Directions for this task ->
Reproduce the listing below word for word, leaving out the picture.

Record set ->
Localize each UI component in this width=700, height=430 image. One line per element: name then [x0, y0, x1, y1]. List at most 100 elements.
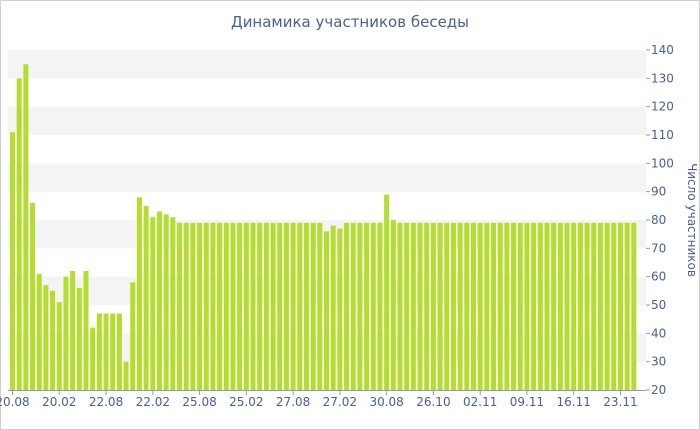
bar — [36, 273, 42, 390]
bar — [136, 197, 142, 390]
bar — [370, 222, 376, 390]
bar — [617, 222, 623, 390]
x-tick-label: 22.02 — [136, 395, 170, 409]
bar — [217, 222, 223, 390]
bar — [611, 222, 617, 390]
y-tick-label: 140 — [651, 43, 674, 57]
bar — [584, 222, 590, 390]
bar — [344, 222, 350, 390]
x-tick-label: 26.10 — [416, 395, 450, 409]
bar — [63, 276, 69, 390]
bar — [377, 222, 383, 390]
bar — [210, 222, 216, 390]
bar — [410, 222, 416, 390]
bar — [116, 313, 122, 390]
x-tick-label: 27.08 — [276, 395, 310, 409]
bar — [277, 222, 283, 390]
bar — [163, 214, 169, 390]
bar — [324, 231, 330, 390]
x-tick-label: 30.08 — [369, 395, 403, 409]
bar — [103, 313, 109, 390]
bar — [257, 222, 263, 390]
bar — [150, 217, 156, 390]
bar — [83, 271, 89, 390]
y-tick-label: 30 — [651, 355, 666, 369]
bar — [484, 222, 490, 390]
bar — [390, 220, 396, 390]
bar — [30, 203, 36, 390]
y-tick-label: 80 — [651, 213, 666, 227]
y-tick-label: 90 — [651, 185, 666, 199]
bar — [577, 222, 583, 390]
bar — [197, 222, 203, 390]
bar — [524, 222, 530, 390]
bar — [130, 282, 136, 390]
chart-title: Динамика участников беседы — [230, 13, 470, 31]
bar — [283, 222, 289, 390]
grid-band — [8, 106, 646, 135]
bar — [444, 222, 450, 390]
bar — [437, 222, 443, 390]
bar — [591, 222, 597, 390]
bar — [16, 78, 22, 390]
bar — [50, 290, 56, 390]
bar — [404, 222, 410, 390]
bar — [470, 222, 476, 390]
x-tick-label: 25.02 — [229, 395, 263, 409]
bar — [491, 222, 497, 390]
bar — [384, 194, 390, 390]
bar — [544, 222, 550, 390]
bar — [564, 222, 570, 390]
x-tick-label: 20.08 — [0, 395, 30, 409]
bar — [430, 222, 436, 390]
bar — [631, 222, 637, 390]
bar — [497, 222, 503, 390]
bar — [357, 222, 363, 390]
bar — [457, 222, 463, 390]
y-axis-title: Число участников — [685, 163, 699, 277]
bar — [203, 222, 209, 390]
y-tick-label: 50 — [651, 298, 666, 312]
bar — [537, 222, 543, 390]
x-tick-label: 25.08 — [182, 395, 216, 409]
bar — [263, 222, 269, 390]
bar — [511, 222, 517, 390]
bar — [504, 222, 510, 390]
bar — [397, 222, 403, 390]
bar — [604, 222, 610, 390]
grid-band — [8, 50, 646, 79]
y-tick-label: 100 — [651, 156, 674, 170]
bar — [303, 222, 309, 390]
y-tick-label: 70 — [651, 241, 666, 255]
bar — [56, 302, 62, 390]
x-tick-label: 20.02 — [42, 395, 76, 409]
y-tick-label: 110 — [651, 128, 674, 142]
bar — [337, 228, 343, 390]
bar — [190, 222, 196, 390]
bar — [364, 222, 370, 390]
x-tick-label: 23.11 — [603, 395, 637, 409]
bar — [557, 222, 563, 390]
bar — [517, 222, 523, 390]
bar — [223, 222, 229, 390]
bar — [531, 222, 537, 390]
bar — [243, 222, 249, 390]
x-tick-label: 22.08 — [89, 395, 123, 409]
x-tick-label: 09.11 — [510, 395, 544, 409]
bar — [597, 222, 603, 390]
bar — [10, 132, 16, 390]
y-axis-ticks: 20 30 40 50 60 70 80 90 100 110 120 130 140 — [646, 43, 674, 397]
bar — [424, 222, 430, 390]
y-tick-label: 130 — [651, 71, 674, 85]
bar — [110, 313, 116, 390]
bar — [96, 313, 102, 390]
bar — [551, 222, 557, 390]
bar — [310, 222, 316, 390]
bar — [417, 222, 423, 390]
bar — [230, 222, 236, 390]
bar — [571, 222, 577, 390]
bar — [23, 64, 29, 391]
bar — [250, 222, 256, 390]
bar — [237, 222, 243, 390]
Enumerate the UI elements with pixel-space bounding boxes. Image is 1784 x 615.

Response ->
Localize each UI component in this width=700, height=430 image. One line per element: name then [x0, y0, x1, y1]. List at most 100 elements.
bar — [36, 273, 42, 390]
bar — [136, 197, 142, 390]
bar — [370, 222, 376, 390]
bar — [617, 222, 623, 390]
x-tick-label: 22.02 — [136, 395, 170, 409]
bar — [217, 222, 223, 390]
bar — [611, 222, 617, 390]
y-tick-label: 140 — [651, 43, 674, 57]
bar — [584, 222, 590, 390]
bar — [344, 222, 350, 390]
x-tick-label: 26.10 — [416, 395, 450, 409]
bar — [63, 276, 69, 390]
bar — [377, 222, 383, 390]
bar — [210, 222, 216, 390]
bar — [410, 222, 416, 390]
bar — [116, 313, 122, 390]
x-tick-label: 27.08 — [276, 395, 310, 409]
bar — [277, 222, 283, 390]
bar — [163, 214, 169, 390]
bar — [324, 231, 330, 390]
x-tick-label: 30.08 — [369, 395, 403, 409]
bar — [103, 313, 109, 390]
bar — [257, 222, 263, 390]
bar — [150, 217, 156, 390]
bar — [83, 271, 89, 390]
y-tick-label: 30 — [651, 355, 666, 369]
bar — [484, 222, 490, 390]
bar — [390, 220, 396, 390]
bar — [30, 203, 36, 390]
y-tick-label: 80 — [651, 213, 666, 227]
y-tick-label: 90 — [651, 185, 666, 199]
bar — [577, 222, 583, 390]
bar — [197, 222, 203, 390]
bar — [524, 222, 530, 390]
bar — [130, 282, 136, 390]
chart-title: Динамика участников беседы — [230, 13, 470, 31]
bar — [283, 222, 289, 390]
grid-band — [8, 106, 646, 135]
bar — [444, 222, 450, 390]
bar — [437, 222, 443, 390]
bar — [591, 222, 597, 390]
bar — [16, 78, 22, 390]
bar — [50, 290, 56, 390]
bar — [404, 222, 410, 390]
bar — [470, 222, 476, 390]
x-tick-label: 25.02 — [229, 395, 263, 409]
bar — [491, 222, 497, 390]
bar — [384, 194, 390, 390]
bar — [544, 222, 550, 390]
bar — [564, 222, 570, 390]
x-tick-label: 20.08 — [0, 395, 30, 409]
bar — [430, 222, 436, 390]
bar — [631, 222, 637, 390]
bar — [497, 222, 503, 390]
bar — [357, 222, 363, 390]
bar — [457, 222, 463, 390]
y-axis-title: Число участников — [685, 163, 699, 277]
bar — [203, 222, 209, 390]
y-tick-label: 50 — [651, 298, 666, 312]
bar — [537, 222, 543, 390]
x-tick-label: 25.08 — [182, 395, 216, 409]
bar — [263, 222, 269, 390]
bar — [511, 222, 517, 390]
bar — [504, 222, 510, 390]
bar — [397, 222, 403, 390]
bar — [604, 222, 610, 390]
grid-band — [8, 50, 646, 79]
y-tick-label: 100 — [651, 156, 674, 170]
bar — [303, 222, 309, 390]
y-tick-label: 70 — [651, 241, 666, 255]
bar — [56, 302, 62, 390]
x-tick-label: 20.02 — [42, 395, 76, 409]
y-tick-label: 110 — [651, 128, 674, 142]
bar — [337, 228, 343, 390]
bar — [190, 222, 196, 390]
bar — [364, 222, 370, 390]
x-tick-label: 23.11 — [603, 395, 637, 409]
bar — [557, 222, 563, 390]
bar — [517, 222, 523, 390]
bar — [223, 222, 229, 390]
bar — [531, 222, 537, 390]
bar — [243, 222, 249, 390]
x-tick-label: 22.08 — [89, 395, 123, 409]
x-tick-label: 09.11 — [510, 395, 544, 409]
bar — [597, 222, 603, 390]
bar — [10, 132, 16, 390]
y-axis-ticks: 20 30 40 50 60 70 80 90 100 110 120 130 140 — [646, 43, 674, 397]
bar — [424, 222, 430, 390]
y-tick-label: 130 — [651, 71, 674, 85]
bar — [110, 313, 116, 390]
bar — [96, 313, 102, 390]
bar — [551, 222, 557, 390]
bar — [310, 222, 316, 390]
bar — [417, 222, 423, 390]
bar — [230, 222, 236, 390]
bar — [571, 222, 577, 390]
bar — [23, 64, 29, 391]
bar — [250, 222, 256, 390]
bar — [237, 222, 243, 390]
Enumerate the UI elements with pixel-space bounding boxes. Image is 1784 x 615.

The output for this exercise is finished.